WHAT TO DO:
From the entries below, copy every line where the string "this" appears.

MATERIAL SUPPLIED:

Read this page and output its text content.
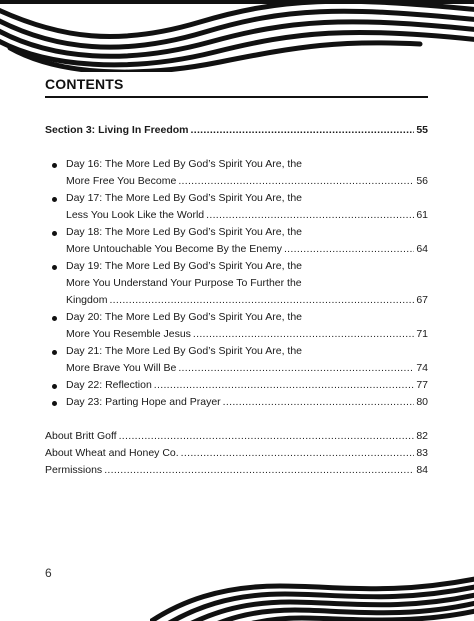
CONTENTS
Section 3: Living In Freedom .....	55
Day 16: The More Led By God’s Spirit You Are, the
More Free You Become .....	56
Day 17: The More Led By God’s Spirit You Are, the
Less You Look Like the World .....	61
Day 18: The More Led By God’s Spirit You Are, the
More Untouchable You Become By the Enemy .....	64
Day 19: The More Led By God’s Spirit You Are, the
More You Understand Your Purpose To Further the
Kingdom .....	67
Day 20: The More Led By God’s Spirit You Are, the
More You Resemble Jesus .....	71
Day 21: The More Led By God’s Spirit You Are, the
More Brave You Will Be .....	74
Day 22: Reflection .....	77
Day 23: Parting Hope and Prayer .....	80
About Britt Goff .....	82
About Wheat and Honey Co. .....	83
Permissions .....	84
6
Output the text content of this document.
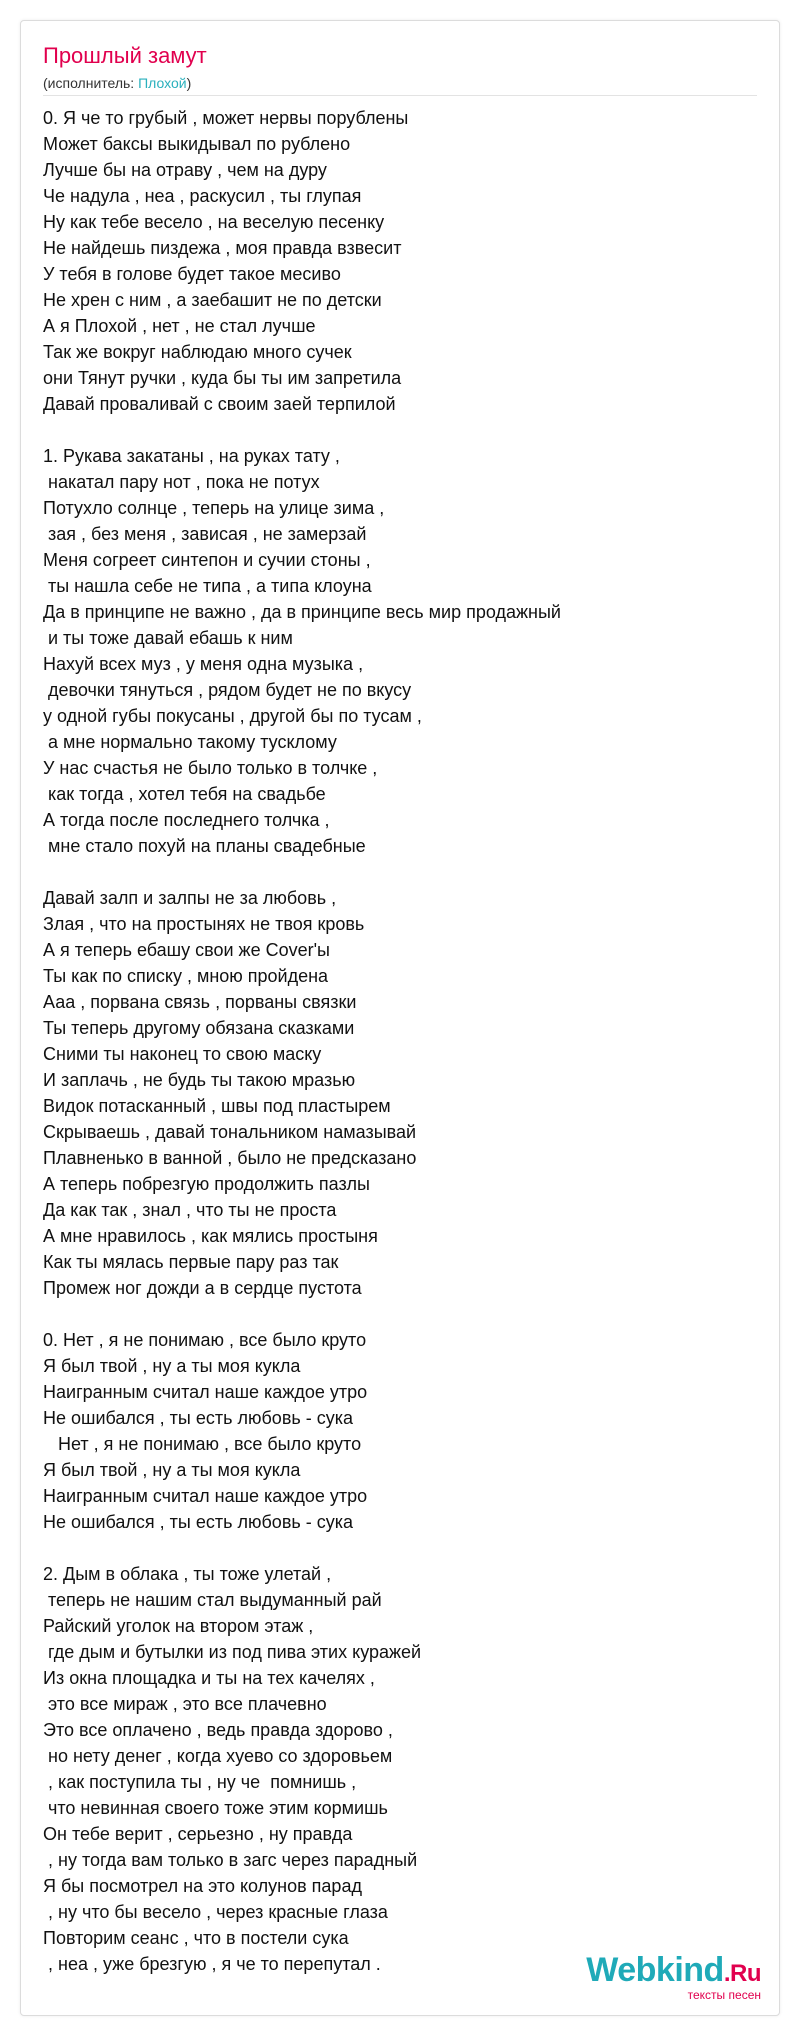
Прошлый замут
(исполнитель: Плохой)
0. Я че то грубый , может нервы порублены
Может баксы выкидывал по рублено
Лучше бы на отраву , чем на дуру
Че надула , неа , раскусил , ты глупая
Ну как тебе весело , на веселую песенку
Не найдешь пиздежа , моя правда взвесит
У тебя в голове будет такое месиво
Не хрен с ним , а заебашит не по детски
А я Плохой , нет , не стал лучше
Так же вокруг наблюдаю много сучек
они Тянут ручки , куда бы ты им запретила
Давай проваливай с своим заей терпилой
1. Рукава закатаны , на руках тату ,
накатал пару нот , пока не потух
Потухло солнце , теперь на улице зима ,
зая , без меня , зависая , не замерзай
Меня согреет синтепон и сучии стоны ,
ты нашла себе не типа , а типа клоуна
Да в принципе не важно , да в принципе весь мир продажный
и ты тоже давай ебашь к ним
Нахуй всех муз , у меня одна музыка ,
девочки тянуться , рядом будет не по вкусу
у одной губы покусаны , другой бы по тусам ,
а мне нормально такому тусклому
У нас счастья не было только в толчке ,
как тогда , хотел тебя на свадьбе
А тогда после последнего толчка ,
мне стало похуй на планы свадебные
Давай залп и залпы не за любовь ,
Злая , что на простынях не твоя кровь
А я теперь ебашу свои же Cover'ы
Ты как по списку , мною пройдена
Ааа , порвана связь , порваны связки
Ты теперь другому обязана сказками
Сними ты наконец то свою маску
И заплачь , не будь ты такою мразью
Видок потасканный , швы под пластырем
Скрываешь , давай тональником намазывай
Плавненько в ванной , было не предсказано
А теперь побрезгую продолжить пазлы
Да как так , знал , что ты не проста
А мне нравилось , как мялись простыня
Как ты мялась первые пару раз так
Промеж ног дожди а в сердце пустота
0. Нет , я не понимаю , все было круто
Я был твой , ну а ты моя кукла
Наигранным считал наше каждое утро
Не ошибался , ты есть любовь - сука
Нет , я не понимаю , все было круто
Я был твой , ну а ты моя кукла
Наигранным считал наше каждое утро
Не ошибался , ты есть любовь - сука
2. Дым в облака , ты тоже улетай ,
теперь не нашим стал выдуманный рай
Райский уголок на втором этаж ,
где дым и бутылки из под пива этих куражей
Из окна площадка и ты на тех качелях ,
это все мираж , это все плачевно
Это все оплачено , ведь правда здорово ,
но нету денег , когда хуево со здоровьем
, как поступила ты , ну че  помнишь ,
что невинная своего тоже этим кормишь
Он тебе верит , серьезно , ну правда
, ну тогда вам только в загс через парадный
Я бы посмотрел на это колунов парад
, ну что бы весело , через красные глаза
Повторим сеанс , что в постели сука
, неа , уже брезгую , я че то перепутал .	Webkind.Ru
тексты песен
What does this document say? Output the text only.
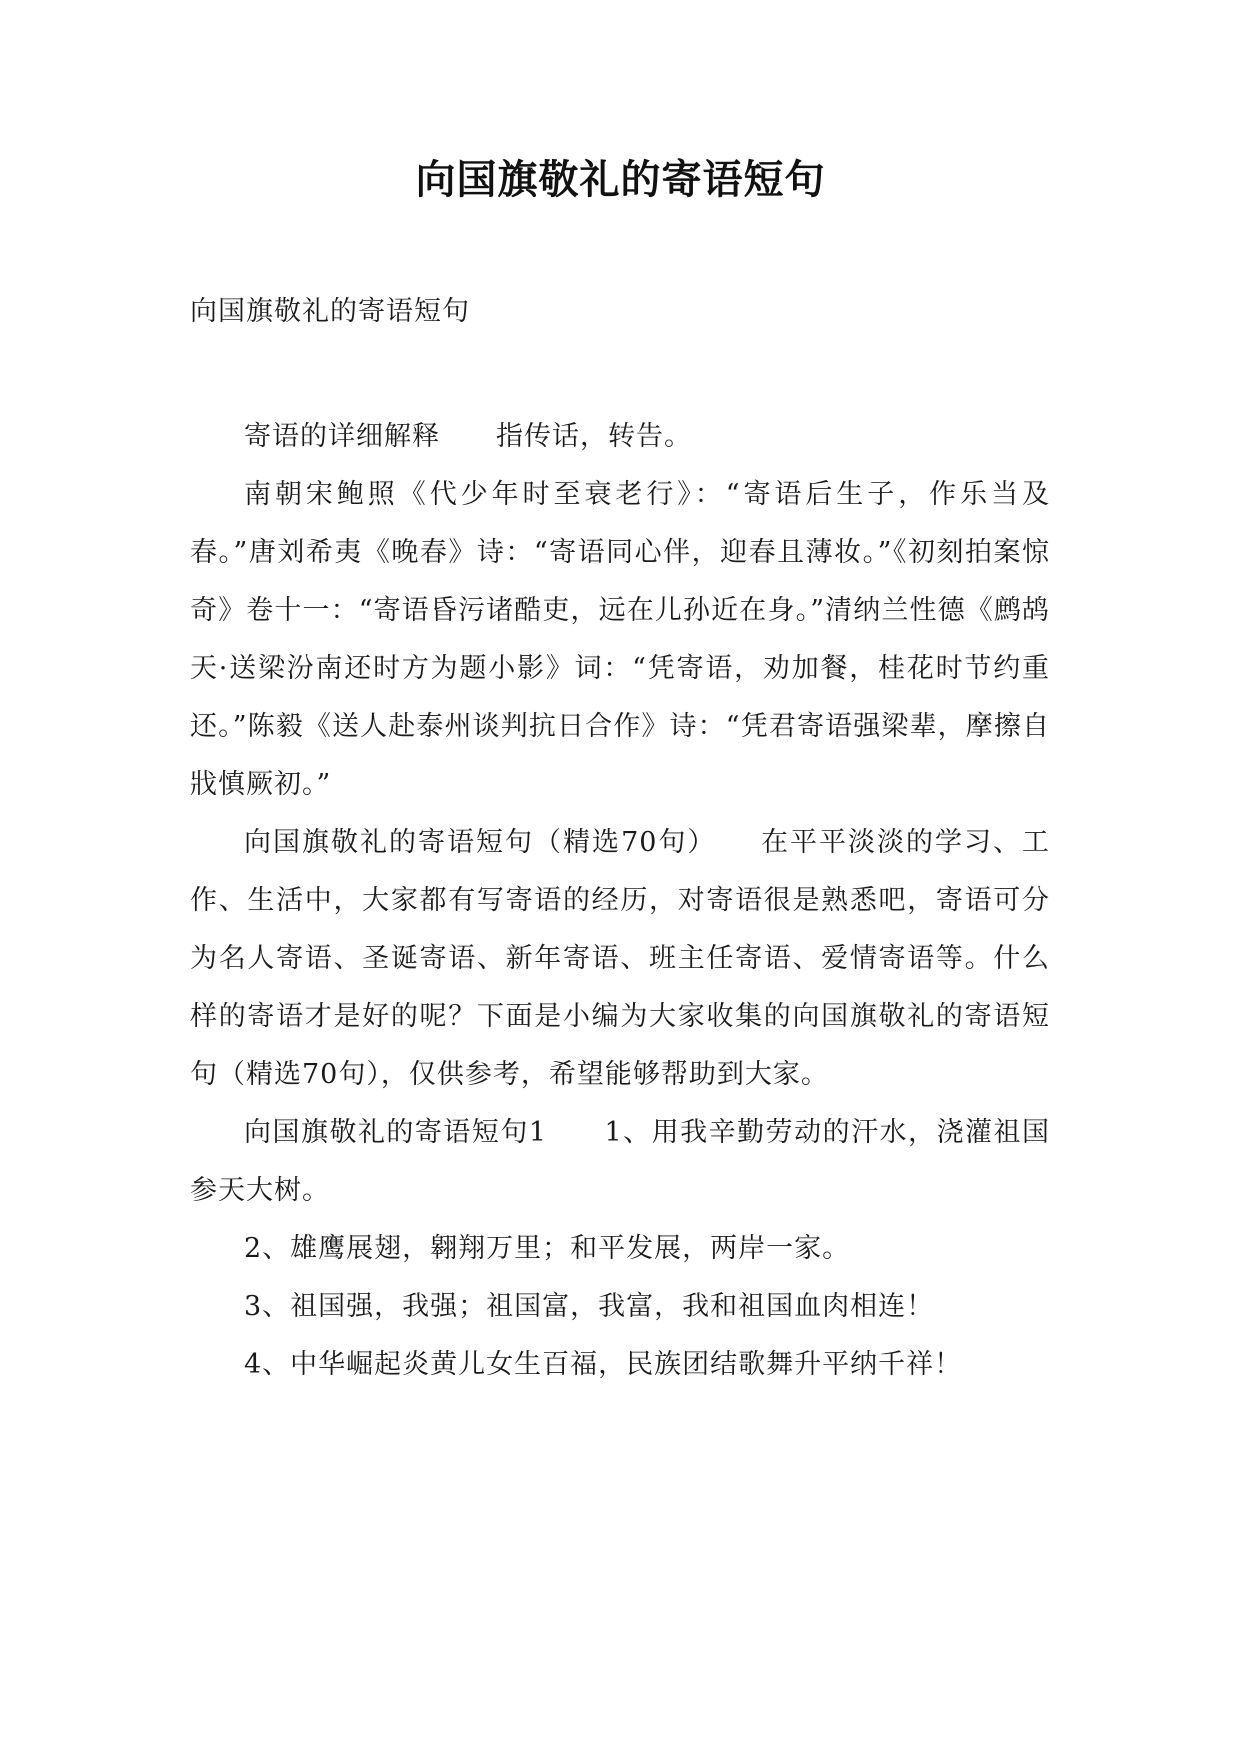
向国旗敬礼的寄语短句
向国旗敬礼的寄语短句

寄语的详细解释　　指传话，转告。

南朝宋鲍照《代少年时至衰老行》：“寄语后生子，作乐当及春。”唐刘希夷《晚春》诗：“寄语同心伴，迎春且薄妆。”《初刻拍案惊奇》卷十一：“寄语昏污诸酷吏，远在儿孙近在身。”清纳兰性德《鹧鸪天·送梁汾南还时方为题小影》词：“凭寄语，劝加餐，桂花时节约重还。”陈毅《送人赴泰州谈判抗日合作》诗：“凭君寄语强梁辈，摩擦自戕慎厥初。”

向国旗敬礼的寄语短句（精选70句）　　在平平淡淡的学习、工作、生活中，大家都有写寄语的经历，对寄语很是熟悉吧，寄语可分为名人寄语、圣诞寄语、新年寄语、班主任寄语、爱情寄语等。什么样的寄语才是好的呢？下面是小编为大家收集的向国旗敬礼的寄语短句（精选70句），仅供参考，希望能够帮助到大家。

向国旗敬礼的寄语短句1　　1、用我辛勤劳动的汗水，浇灌祖国参天大树。

2、雄鹰展翅，翱翔万里；和平发展，两岸一家。

3、祖国强，我强；祖国富，我富，我和祖国血肉相连！

4、中华崛起炎黄儿女生百福，民族团结歌舞升平纳千祥！
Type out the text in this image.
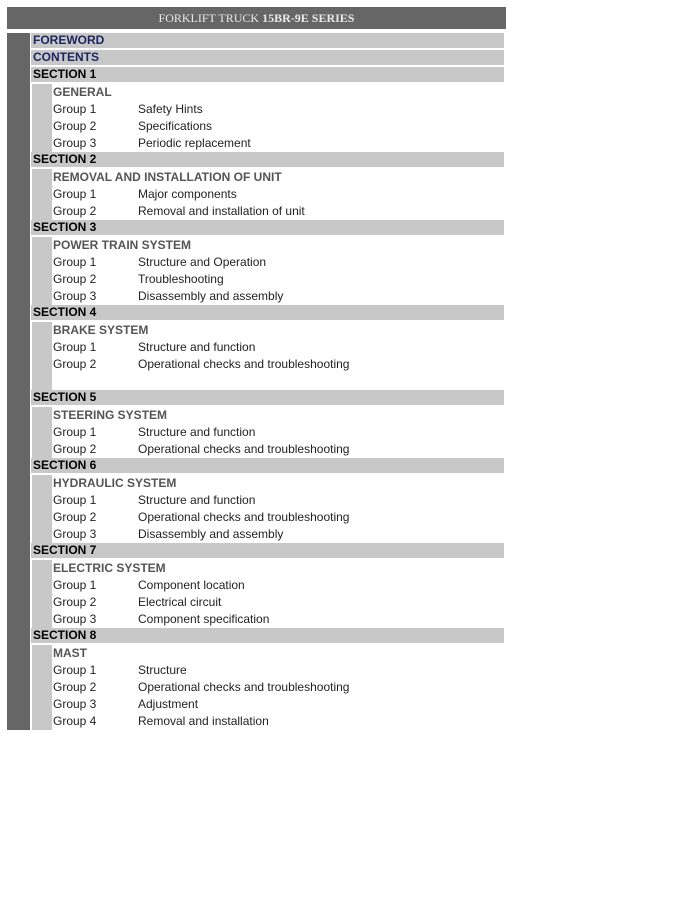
FORKLIFT TRUCK 15BR-9E SERIES
FOREWORD
CONTENTS
SECTION 1
GENERAL
Group 1	Safety Hints
Group 2	Specifications
Group 3	Periodic replacement
SECTION 2
REMOVAL AND INSTALLATION OF UNIT
Group 1	Major components
Group 2	Removal and installation of unit
SECTION 3
POWER TRAIN SYSTEM
Group 1	Structure and Operation
Group 2	Troubleshooting
Group 3	Disassembly and assembly
SECTION 4
BRAKE SYSTEM
Group 1	Structure and function
Group 2	Operational checks and troubleshooting
SECTION 5
STEERING SYSTEM
Group 1	Structure and function
Group 2	Operational checks and troubleshooting
SECTION 6
HYDRAULIC SYSTEM
Group 1	Structure and function
Group 2	Operational checks and troubleshooting
Group 3	Disassembly and assembly
SECTION 7
ELECTRIC SYSTEM
Group 1	Component location
Group 2	Electrical circuit
Group 3	Component specification
SECTION 8
MAST
Group 1	Structure
Group 2	Operational checks and troubleshooting
Group 3	Adjustment
Group 4	Removal and installation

ANSWER:
Read this page and output its text content.
Output the text content of this document.
What does this document say? Output the text only.
Type out the text in this image.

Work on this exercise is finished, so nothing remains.